**Prompt:** Will you write out all the entries below exactly?

**Given entries:**
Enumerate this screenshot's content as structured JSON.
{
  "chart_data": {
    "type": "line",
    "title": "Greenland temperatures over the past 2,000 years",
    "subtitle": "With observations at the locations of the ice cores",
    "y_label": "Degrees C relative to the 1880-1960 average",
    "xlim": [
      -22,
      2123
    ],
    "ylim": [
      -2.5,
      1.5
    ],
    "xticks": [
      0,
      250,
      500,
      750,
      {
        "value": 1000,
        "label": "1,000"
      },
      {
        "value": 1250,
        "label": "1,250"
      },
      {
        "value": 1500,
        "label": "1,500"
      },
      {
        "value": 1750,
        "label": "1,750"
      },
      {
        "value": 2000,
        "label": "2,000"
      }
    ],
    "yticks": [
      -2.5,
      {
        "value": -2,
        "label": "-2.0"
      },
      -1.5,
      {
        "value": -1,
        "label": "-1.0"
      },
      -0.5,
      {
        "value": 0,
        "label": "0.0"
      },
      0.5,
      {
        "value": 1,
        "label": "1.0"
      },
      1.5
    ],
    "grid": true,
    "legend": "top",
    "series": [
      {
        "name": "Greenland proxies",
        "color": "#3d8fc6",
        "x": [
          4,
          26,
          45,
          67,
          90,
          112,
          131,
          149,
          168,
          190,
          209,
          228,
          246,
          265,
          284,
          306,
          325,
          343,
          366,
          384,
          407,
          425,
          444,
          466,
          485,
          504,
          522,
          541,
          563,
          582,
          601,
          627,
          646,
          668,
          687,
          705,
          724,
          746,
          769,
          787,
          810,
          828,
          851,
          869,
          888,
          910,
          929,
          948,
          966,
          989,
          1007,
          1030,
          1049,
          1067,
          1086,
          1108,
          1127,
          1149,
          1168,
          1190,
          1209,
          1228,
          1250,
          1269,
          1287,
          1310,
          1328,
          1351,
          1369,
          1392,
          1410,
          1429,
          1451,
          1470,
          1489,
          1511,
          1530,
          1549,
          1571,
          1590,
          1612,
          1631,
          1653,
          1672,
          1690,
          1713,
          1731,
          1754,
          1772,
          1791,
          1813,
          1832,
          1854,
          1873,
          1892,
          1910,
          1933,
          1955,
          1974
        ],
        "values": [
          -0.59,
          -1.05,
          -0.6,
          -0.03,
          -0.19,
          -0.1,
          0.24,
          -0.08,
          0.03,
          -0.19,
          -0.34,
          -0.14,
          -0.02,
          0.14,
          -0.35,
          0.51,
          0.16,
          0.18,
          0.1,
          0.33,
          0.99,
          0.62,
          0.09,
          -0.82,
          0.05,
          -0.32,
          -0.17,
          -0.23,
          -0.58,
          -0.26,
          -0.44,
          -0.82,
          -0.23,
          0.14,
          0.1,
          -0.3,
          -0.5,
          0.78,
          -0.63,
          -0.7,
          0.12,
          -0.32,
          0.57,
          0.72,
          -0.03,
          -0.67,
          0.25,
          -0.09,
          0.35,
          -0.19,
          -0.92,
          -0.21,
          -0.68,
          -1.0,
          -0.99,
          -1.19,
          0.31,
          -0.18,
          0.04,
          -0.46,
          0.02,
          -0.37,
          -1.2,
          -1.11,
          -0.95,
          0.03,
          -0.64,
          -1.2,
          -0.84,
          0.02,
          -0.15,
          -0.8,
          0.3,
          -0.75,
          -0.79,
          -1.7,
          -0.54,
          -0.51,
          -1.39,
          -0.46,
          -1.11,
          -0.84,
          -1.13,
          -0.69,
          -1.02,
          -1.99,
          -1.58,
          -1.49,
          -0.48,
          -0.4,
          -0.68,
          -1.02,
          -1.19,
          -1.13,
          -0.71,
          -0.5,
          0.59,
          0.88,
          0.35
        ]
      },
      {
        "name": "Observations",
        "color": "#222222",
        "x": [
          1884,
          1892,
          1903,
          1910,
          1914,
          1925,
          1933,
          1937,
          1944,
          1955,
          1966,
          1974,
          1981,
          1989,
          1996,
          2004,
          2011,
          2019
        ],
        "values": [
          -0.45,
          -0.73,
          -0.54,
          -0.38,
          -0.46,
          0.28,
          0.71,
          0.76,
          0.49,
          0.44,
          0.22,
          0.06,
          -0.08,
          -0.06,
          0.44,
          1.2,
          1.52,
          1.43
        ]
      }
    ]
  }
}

**Result of this exercise:**
Enumerate this screenshot's content as structured JSON.
{
  "chart_data": {
    "type": "line",
    "title": "Greenland temperatures over the past 2,000 years",
    "subtitle": "With observations at the locations of the ice cores",
    "y_label": "Degrees C relative to the 1880-1960 average",
    "xlim": [
      -22,
      2123
    ],
    "ylim": [
      -2.5,
      1.5
    ],
    "xticks": [
      0,
      250,
      500,
      750,
      {
        "value": 1000,
        "label": "1,000"
      },
      {
        "value": 1250,
        "label": "1,250"
      },
      {
        "value": 1500,
        "label": "1,500"
      },
      {
        "value": 1750,
        "label": "1,750"
      },
      {
        "value": 2000,
        "label": "2,000"
      }
    ],
    "yticks": [
      -2.5,
      {
        "value": -2,
        "label": "-2.0"
      },
      -1.5,
      {
        "value": -1,
        "label": "-1.0"
      },
      -0.5,
      {
        "value": 0,
        "label": "0.0"
      },
      0.5,
      {
        "value": 1,
        "label": "1.0"
      },
      1.5
    ],
    "grid": true,
    "legend": "top",
    "series": [
      {
        "name": "Greenland proxies",
        "color": "#3d8fc6",
        "x": [
          4,
          26,
          45,
          67,
          90,
          112,
          131,
          149,
          168,
          190,
          209,
          228,
          246,
          265,
          284,
          306,
          325,
          343,
          366,
          384,
          407,
          425,
          444,
          466,
          485,
          504,
          522,
          541,
          563,
          582,
          601,
          627,
          646,
          668,
          687,
          705,
          724,
          746,
          769,
          787,
          810,
          828,
          851,
          869,
          888,
          910,
          929,
          948,
          966,
          989,
          1007,
          1030,
          1049,
          1067,
          1086,
          1108,
          1127,
          1149,
          1168,
          1190,
          1209,
          1228,
          1250,
          1269,
          1287,
          1310,
          1328,
          1351,
          1369,
          1392,
          1410,
          1429,
          1451,
          1470,
          1489,
          1511,
          1530,
          1549,
          1571,
          1590,
          1612,
          1631,
          1653,
          1672,
          1690,
          1713,
          1731,
          1754,
          1772,
          1791,
          1813,
          1832,
          1854,
          1873,
          1892,
          1910,
          1933,
          1955,
          1974
        ],
        "values": [
          -0.59,
          -1.05,
          -0.6,
          -0.03,
          -0.19,
          -0.1,
          0.24,
          -0.08,
          0.03,
          -0.19,
          -0.34,
          -0.14,
          -0.02,
          0.14,
          -0.35,
          0.51,
          0.16,
          0.18,
          0.1,
          0.33,
          0.99,
          0.62,
          0.09,
          -0.82,
          0.05,
          -0.32,
          -0.17,
          -0.23,
          -0.58,
          -0.26,
          -0.44,
          -0.82,
          -0.23,
          0.14,
          0.1,
          -0.3,
          -0.5,
          0.78,
          -0.63,
          -0.7,
          0.12,
          -0.32,
          0.57,
          0.72,
          -0.03,
          -0.67,
          0.25,
          -0.09,
          0.35,
          -0.19,
          -0.92,
          -0.21,
          -0.68,
          -1.0,
          -0.99,
          -1.19,
          0.31,
          -0.18,
          0.04,
          -0.46,
          0.02,
          -0.37,
          -1.2,
          -1.11,
          -0.95,
          0.03,
          -0.64,
          -1.2,
          -0.84,
          0.02,
          -0.15,
          -0.8,
          0.3,
          -0.75,
          -0.79,
          -1.7,
          -0.54,
          -0.51,
          -1.39,
          -0.46,
          -1.11,
          -0.84,
          -1.13,
          -0.69,
          -1.02,
          -1.99,
          -1.58,
          -1.49,
          -0.48,
          -0.4,
          -0.68,
          -1.02,
          -1.19,
          -1.13,
          -0.71,
          -0.5,
          0.59,
          0.88,
          0.35
        ]
      },
      {
        "name": "Observations",
        "color": "#222222",
        "x": [
          1884,
          1892,
          1903,
          1910,
          1914,
          1925,
          1933,
          1937,
          1944,
          1955,
          1966,
          1974,
          1981,
          1989,
          1996,
          2004,
          2011,
          2019
        ],
        "values": [
          -0.45,
          -0.73,
          -0.54,
          -0.38,
          -0.46,
          0.28,
          0.71,
          0.76,
          0.49,
          0.44,
          0.22,
          0.06,
          -0.08,
          -0.06,
          0.44,
          1.2,
          1.52,
          1.43
        ]
      }
    ]
  }
}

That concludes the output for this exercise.